Islamophobia in China, SILENCE across the border

Recently a 38-year-old Muslim man was sentenced to six years in prison for the crime of growing a beard. His wife was sentenced to two years for wearing the veil. The punishments were handed down by a court in the Muslim-majority region of Xinjiang, China

Ironically, the trials took place in Kashgar, the city romanticised in Muhammad Iqbal’s poetry as one end of the unbreachable Muslim flank guarding the sacred “Haram”.

The couple was pronounced guilty of “picking quarrels and provoking trouble”.
The charge is so absurdly vague and ambiguous that it may as well be Mandarin for “we didn’t like your face”. Which is indeed what it sounds like, if one follows the trail of violent suppression of the Uighur populace through a history littered with arbitrary arrests and baffling restrictions.
In July last year, the government forbade Xinjiang officials to fast in the month of Ramadan, and initiated a robust campaign discouraging native women from wearing the veil.

* _STORED DATA_:
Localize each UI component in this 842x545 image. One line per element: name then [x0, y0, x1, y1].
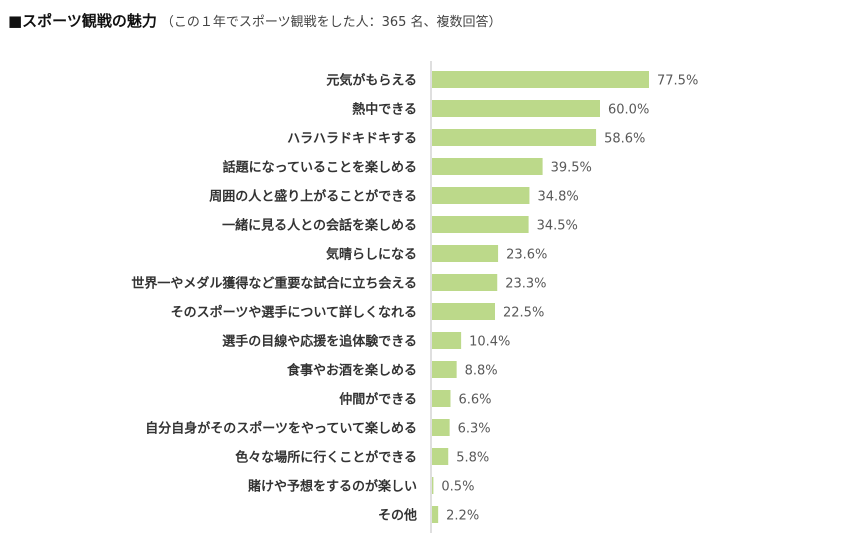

* _PROBLEMS TO SOLVE_:
1: In the passage on Islamophobia in China, how long was the man sentenced to prison for growing a beard?
2: Write what comes next in the passage on Islamophobia in China, starting after its last sentence.
The material above comes from a separate source, not from the passage on Islamophobia in China.

* _THE REPLIES_:
1: Six years.

2:
In Urmaqi, bus passengers were banned from carrying a wide range of common household items, including yoghurt.
The restrictions, each a flagrant assault on the Uighur people’s cultural values, are justified by the most valuable excuse available to us in the post-9/11 universe: “security”.
These increasingly despotic measures are being adopted under the doctrine that counter-terrorism definitively trumps individual liberty, although I’m personally having a hard time figuring out how you could weaponise yoghurt and facial hair. I would reach out and ask the exceptionally inventive Uighur Muslims, except the Chinese government has dismantled the Internet in that region. These casual violations of basic freedoms would barely fill a single page in a book on Chinese aggression against the Muslims of Xinjiang.
Between 1964 and 1996, China conducted more than 40 poorly controlled, nuclear tests in Xinjiang.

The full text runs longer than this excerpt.